— BEGIN ENTRIES —

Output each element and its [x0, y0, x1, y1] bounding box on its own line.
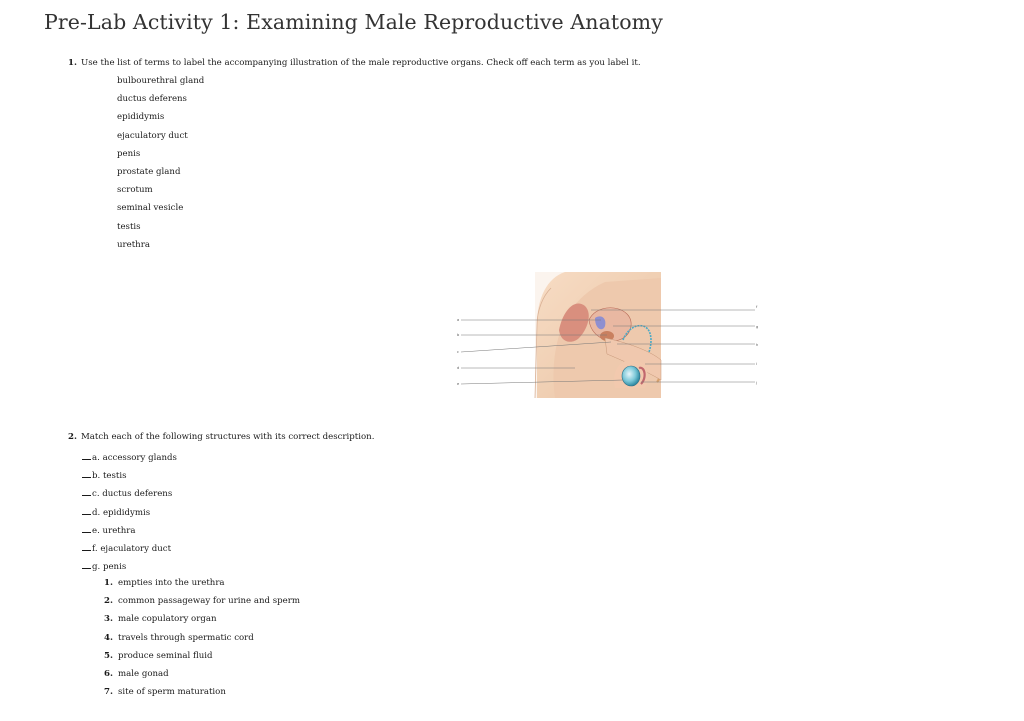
- structure-item: [82, 487, 177, 505]
- term-item: urethra: [117, 239, 150, 250]
- anatomy-illustration-svg: [455, 270, 760, 400]
- answer-blank[interactable]: [82, 524, 91, 533]
- description-text: travels through spermatic cord: [117, 632, 254, 643]
- structure-item: [82, 469, 177, 487]
- structure-item: [82, 451, 177, 469]
- structure-label: f. ejaculatory duct: [92, 543, 172, 554]
- answer-blank[interactable]: [82, 560, 91, 569]
- description-item: [104, 687, 300, 705]
- question-2-prompt: [68, 432, 374, 442]
- term-item: epididymis: [117, 112, 165, 123]
- description-item: [104, 669, 300, 687]
- term-list: [117, 76, 204, 258]
- term-item: ductus deferens: [117, 94, 187, 105]
- structure-label: a. accessory glands: [92, 453, 177, 463]
- question-1-number: 1.: [68, 58, 77, 68]
- description-number: 7.: [104, 687, 113, 698]
- term-item: penis: [117, 148, 141, 159]
- answer-blank[interactable]: [82, 506, 91, 515]
- term-item: prostate gland: [117, 166, 181, 177]
- description-number: 2.: [104, 596, 113, 607]
- figure-label-c: c: [457, 350, 459, 354]
- structure-list: [82, 451, 177, 578]
- term-item: ejaculatory duct: [117, 130, 188, 141]
- description-text: common passageway for urine and sperm: [117, 596, 301, 607]
- figure-label-i: i: [756, 362, 757, 366]
- structure-item: [82, 524, 177, 542]
- figure-label-b: b: [457, 333, 460, 337]
- figure-label-a: a: [457, 318, 460, 322]
- figure-label-g: g: [756, 325, 759, 329]
- page-title: Pre-Lab Activity 1: Examining Male Reproductive Anatomy: [44, 10, 663, 34]
- description-number: 1.: [104, 578, 113, 588]
- description-text: male copulatory organ: [117, 614, 217, 625]
- testis-shape: [622, 366, 640, 386]
- answer-blank[interactable]: [82, 487, 91, 496]
- figure-label-h: h: [756, 343, 759, 347]
- structure-label: b. testis: [92, 471, 127, 482]
- description-item: [104, 651, 300, 669]
- structure-label: e. urethra: [92, 525, 136, 536]
- description-item: [104, 633, 300, 651]
- description-item: [104, 614, 300, 632]
- term-item: scrotum: [117, 185, 153, 196]
- description-item: [104, 578, 300, 596]
- description-text: male gonad: [117, 668, 169, 679]
- structure-item: [82, 542, 177, 560]
- description-text: empties into the urethra: [117, 578, 225, 588]
- question-2-text: Match each of the following structures with its correct description.: [80, 432, 375, 442]
- structure-item: [82, 560, 177, 578]
- structure-label: c. ductus deferens: [92, 489, 173, 500]
- anatomy-illustration: [455, 270, 760, 400]
- answer-blank[interactable]: [82, 469, 91, 478]
- answer-blank[interactable]: [82, 542, 91, 551]
- structure-label: d. epididymis: [92, 507, 151, 518]
- figure-label-f: f: [756, 305, 758, 309]
- question-2-number: 2.: [68, 432, 77, 442]
- description-text: site of sperm maturation: [117, 687, 226, 698]
- figure-label-d: d: [457, 366, 460, 370]
- structure-label: g. penis: [92, 562, 127, 573]
- description-number: 3.: [104, 614, 113, 625]
- description-list: [104, 578, 300, 705]
- structure-item: [82, 506, 177, 524]
- figure-label-e: e: [457, 382, 460, 386]
- question-1-prompt: [68, 58, 641, 68]
- answer-blank[interactable]: [82, 451, 91, 460]
- term-item: testis: [117, 221, 141, 232]
- description-number: 6.: [104, 668, 113, 679]
- figure-label-j: j: [756, 381, 757, 385]
- term-item: seminal vesicle: [117, 203, 184, 214]
- description-text: produce seminal fluid: [117, 650, 213, 661]
- term-item: bulbourethral gland: [117, 76, 205, 86]
- question-1-text: Use the list of terms to label the accompanying illustration of the male reproductive organs. Check off each term as you label it.: [80, 58, 641, 68]
- description-number: 5.: [104, 650, 113, 661]
- description-number: 4.: [104, 632, 113, 643]
- description-item: [104, 596, 300, 614]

— END ENTRIES —

> [REQUIRED WORK] Change every "structure-item" in the material to "structure-entry" and write out all the lines again with nothing else altered. Omit the pictures.

> [ANSWER FOR THIS EXERCISE]
Output each element and its [x0, y0, x1, y1] bounding box on its own line.
- structure-entry: [82, 487, 177, 505]
- term-item: urethra: [117, 239, 150, 250]
- anatomy-illustration-svg: [455, 270, 760, 400]
- answer-blank[interactable]: [82, 524, 91, 533]
- description-text: travels through spermatic cord: [117, 632, 254, 643]
- structure-entry: [82, 469, 177, 487]
- structure-entry: [82, 451, 177, 469]
- structure-label: f. ejaculatory duct: [92, 543, 172, 554]
- answer-blank[interactable]: [82, 560, 91, 569]
- description-item: [104, 687, 300, 705]
- question-2-prompt: [68, 432, 374, 442]
- term-item: epididymis: [117, 112, 165, 123]
- description-item: [104, 669, 300, 687]
- term-list: [117, 76, 204, 258]
- term-item: ductus deferens: [117, 94, 187, 105]
- structure-label: a. accessory glands: [92, 453, 177, 463]
- question-1-number: 1.: [68, 58, 77, 68]
- description-number: 7.: [104, 687, 113, 698]
- term-item: penis: [117, 148, 141, 159]
- answer-blank[interactable]: [82, 506, 91, 515]
- term-item: prostate gland: [117, 166, 181, 177]
- description-number: 2.: [104, 596, 113, 607]
- figure-label-c: c: [457, 350, 459, 354]
- structure-list: [82, 451, 177, 578]
- term-item: ejaculatory duct: [117, 130, 188, 141]
- description-text: common passageway for urine and sperm: [117, 596, 301, 607]
- figure-label-i: i: [756, 362, 757, 366]
- structure-entry: [82, 524, 177, 542]
- figure-label-b: b: [457, 333, 460, 337]
- figure-label-a: a: [457, 318, 460, 322]
- figure-label-g: g: [756, 325, 759, 329]
- page-title: Pre-Lab Activity 1: Examining Male Reproductive Anatomy: [44, 10, 663, 34]
- description-number: 1.: [104, 578, 113, 588]
- description-text: male copulatory organ: [117, 614, 217, 625]
- testis-shape: [622, 366, 640, 386]
- answer-blank[interactable]: [82, 487, 91, 496]
- figure-label-h: h: [756, 343, 759, 347]
- structure-label: b. testis: [92, 471, 127, 482]
- description-item: [104, 651, 300, 669]
- structure-label: e. urethra: [92, 525, 136, 536]
- description-item: [104, 633, 300, 651]
- description-item: [104, 614, 300, 632]
- term-item: scrotum: [117, 185, 153, 196]
- description-item: [104, 578, 300, 596]
- description-text: male gonad: [117, 668, 169, 679]
- structure-entry: [82, 542, 177, 560]
- description-text: empties into the urethra: [117, 578, 225, 588]
- question-2-text: Match each of the following structures with its correct description.: [80, 432, 375, 442]
- structure-entry: [82, 560, 177, 578]
- structure-label: c. ductus deferens: [92, 489, 173, 500]
- anatomy-illustration: [455, 270, 760, 400]
- answer-blank[interactable]: [82, 469, 91, 478]
- answer-blank[interactable]: [82, 542, 91, 551]
- structure-label: d. epididymis: [92, 507, 151, 518]
- figure-label-f: f: [756, 305, 758, 309]
- question-2-number: 2.: [68, 432, 77, 442]
- description-text: site of sperm maturation: [117, 687, 226, 698]
- figure-label-d: d: [457, 366, 460, 370]
- structure-label: g. penis: [92, 562, 127, 573]
- description-number: 3.: [104, 614, 113, 625]
- description-list: [104, 578, 300, 705]
- structure-entry: [82, 506, 177, 524]
- figure-label-e: e: [457, 382, 460, 386]
- question-1-prompt: [68, 58, 641, 68]
- answer-blank[interactable]: [82, 451, 91, 460]
- term-item: testis: [117, 221, 141, 232]
- description-number: 6.: [104, 668, 113, 679]
- figure-label-j: j: [756, 381, 757, 385]
- term-item: seminal vesicle: [117, 203, 184, 214]
- description-text: produce seminal fluid: [117, 650, 213, 661]
- term-item: bulbourethral gland: [117, 76, 205, 86]
- question-1-text: Use the list of terms to label the accompanying illustration of the male reproductive organs. Check off each term as you label it.: [80, 58, 641, 68]
- description-number: 5.: [104, 650, 113, 661]
- description-number: 4.: [104, 632, 113, 643]
- description-item: [104, 596, 300, 614]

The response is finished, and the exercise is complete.